What needs to be done - Review the listing and copy each line that holds the word "Agricultura".

Material provided -
[start]
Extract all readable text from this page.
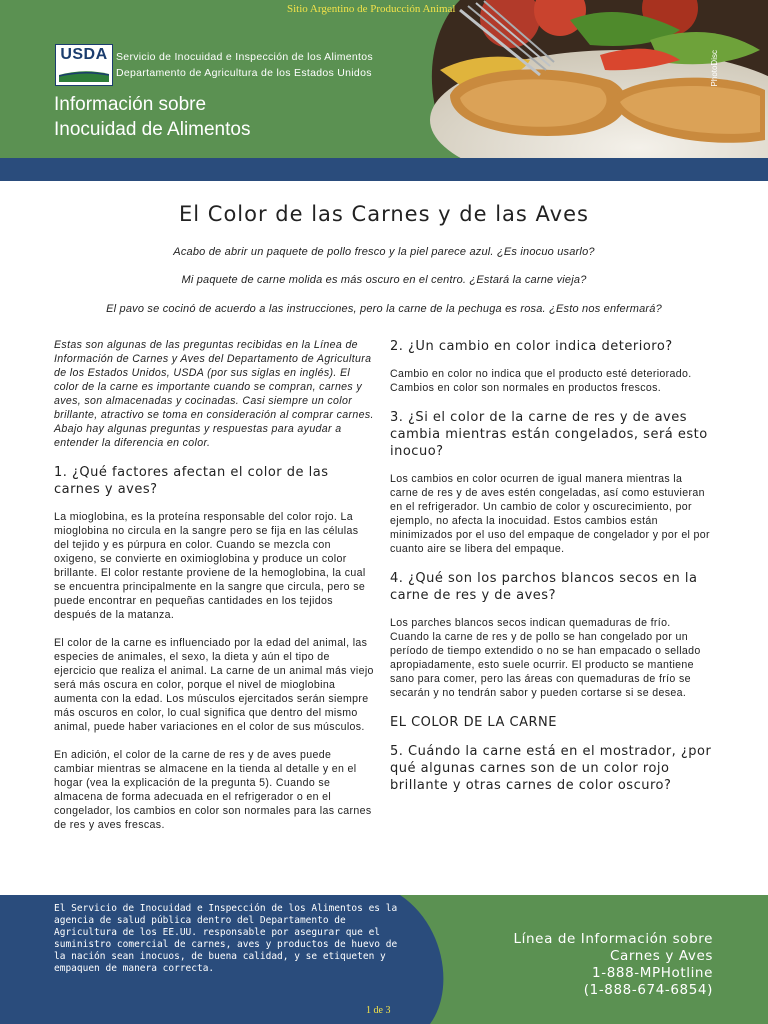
PhotoDisc
Sitio Argentino de Producción Animal
USDA Servicio de Inocuidad e Inspección de los Alimentos
Departamento de Agricultura de los Estados Unidos
Información sobre
Inocuidad de Alimentos
El Color de las Carnes y de las Aves
Acabo de abrir un paquete de pollo fresco y la piel parece azul. ¿Es inocuo usarlo?
Mi paquete de carne molida es más oscuro en el centro. ¿Estará la carne vieja?
El pavo se cocinó de acuerdo a las instrucciones, pero la carne de la pechuga es rosa. ¿Esto nos enfermará?

Estas son algunas de las preguntas recibidas en la Línea de Información de Carnes y Aves del Departamento de Agricultura de los Estados Unidos, USDA (por sus siglas en inglés). El color de la carne es importante cuando se compran, carnes y aves, son almacenadas y cocinadas. Casi siempre un color brillante, atractivo se toma en consideración al comprar carnes. Abajo hay algunas preguntas y respuestas para ayudar a entender la diferencia en color.

1. ¿Qué factores afectan el color de las carnes y aves?

La mioglobina, es la proteína responsable del color rojo. La mioglobina no circula en la sangre pero se fija en las células del tejido y es púrpura en color. Cuando se mezcla con oxigeno, se convierte en oximioglobina y produce un color brillante. El color restante proviene de la hemoglobina, la cual se encuentra principalmente en la sangre que circula, pero se puede encontrar en pequeñas cantidades en los tejidos después de la matanza.

El color de la carne es influenciado por la edad del animal, las especies de animales, el sexo, la dieta y aún el tipo de ejercicio que realiza el animal. La carne de un animal más viejo será más oscura en color, porque el nivel de mioglobina aumenta con la edad. Los músculos ejercitados serán siempre más oscuros en color, lo cual significa que dentro del mismo animal, puede haber variaciones en el color de sus músculos.

En adición, el color de la carne de res y de aves puede cambiar mientras se almacene en la tienda al detalle y en el hogar (vea la explicación de la pregunta 5). Cuando se almacena de forma adecuada en el refrigerador o en el congelador, los cambios en color son normales para las carnes de res y aves frescas.

2. ¿Un cambio en color indica deterioro?

Cambio en color no indica que el producto esté deteriorado. Cambios en color son normales en productos frescos.

3. ¿Si el color de la carne de res y de aves cambia mientras están congelados, será esto inocuo?

Los cambios en color ocurren de igual manera mientras la carne de res y de aves estén congeladas, así como estuvieran en el refrigerador. Un cambio de color y oscurecimiento, por ejemplo, no afecta la inocuidad. Estos cambios están minimizados por el uso del empaque de congelador y por el por cuanto aire se libera del empaque.

4. ¿Qué son los parchos blancos secos en la carne de res y de aves?

Los parches blancos secos indican quemaduras de frío. Cuando la carne de res y de pollo se han congelado por un período de tiempo extendido o no se han empacado o sellado apropiadamente, esto suele ocurrir. El producto se mantiene sano para comer, pero las áreas con quemaduras de frío se secarán y no tendrán sabor y pueden cortarse si se desea.

EL COLOR DE LA CARNE
5. Cuándo la carne está en el mostrador, ¿por qué algunas carnes son de un color rojo brillante y otras carnes de color oscuro?
El Servicio de Inocuidad e Inspección de los Alimentos es la agencia de salud pública dentro del Departamento de Agricultura de los EE.UU. responsable por asegurar que el suministro comercial de carnes, aves y productos de huevo de la nación sean inocuos, de buena calidad, y se etiqueten y empaquen de manera correcta.
Línea de Información sobre
Carnes y Aves
1-888-MPHotline
(1-888-674-6854)
1 de 3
[end]
Complete output -
Departamento de Agricultura de los Estados Unidos
Estas son algunas de las preguntas recibidas en la Línea de Información de Carnes y Aves del Departamento de Agricultura de los Estados Unidos, USDA (por sus siglas en inglés). El color de la carne es importante cuando se compran, carnes y aves, son almacenadas y cocinadas. Casi siempre un color brillante, atractivo se toma en consideración al comprar carnes. Abajo hay algunas preguntas y respuestas para ayudar a entender la diferencia en color.
El Servicio de Inocuidad e Inspección de los Alimentos es la agencia de salud pública dentro del Departamento de Agricultura de los EE.UU. responsable por asegurar que el suministro comercial de carnes, aves y productos de huevo de la nación sean inocuos, de buena calidad, y se etiqueten y empaquen de manera correcta.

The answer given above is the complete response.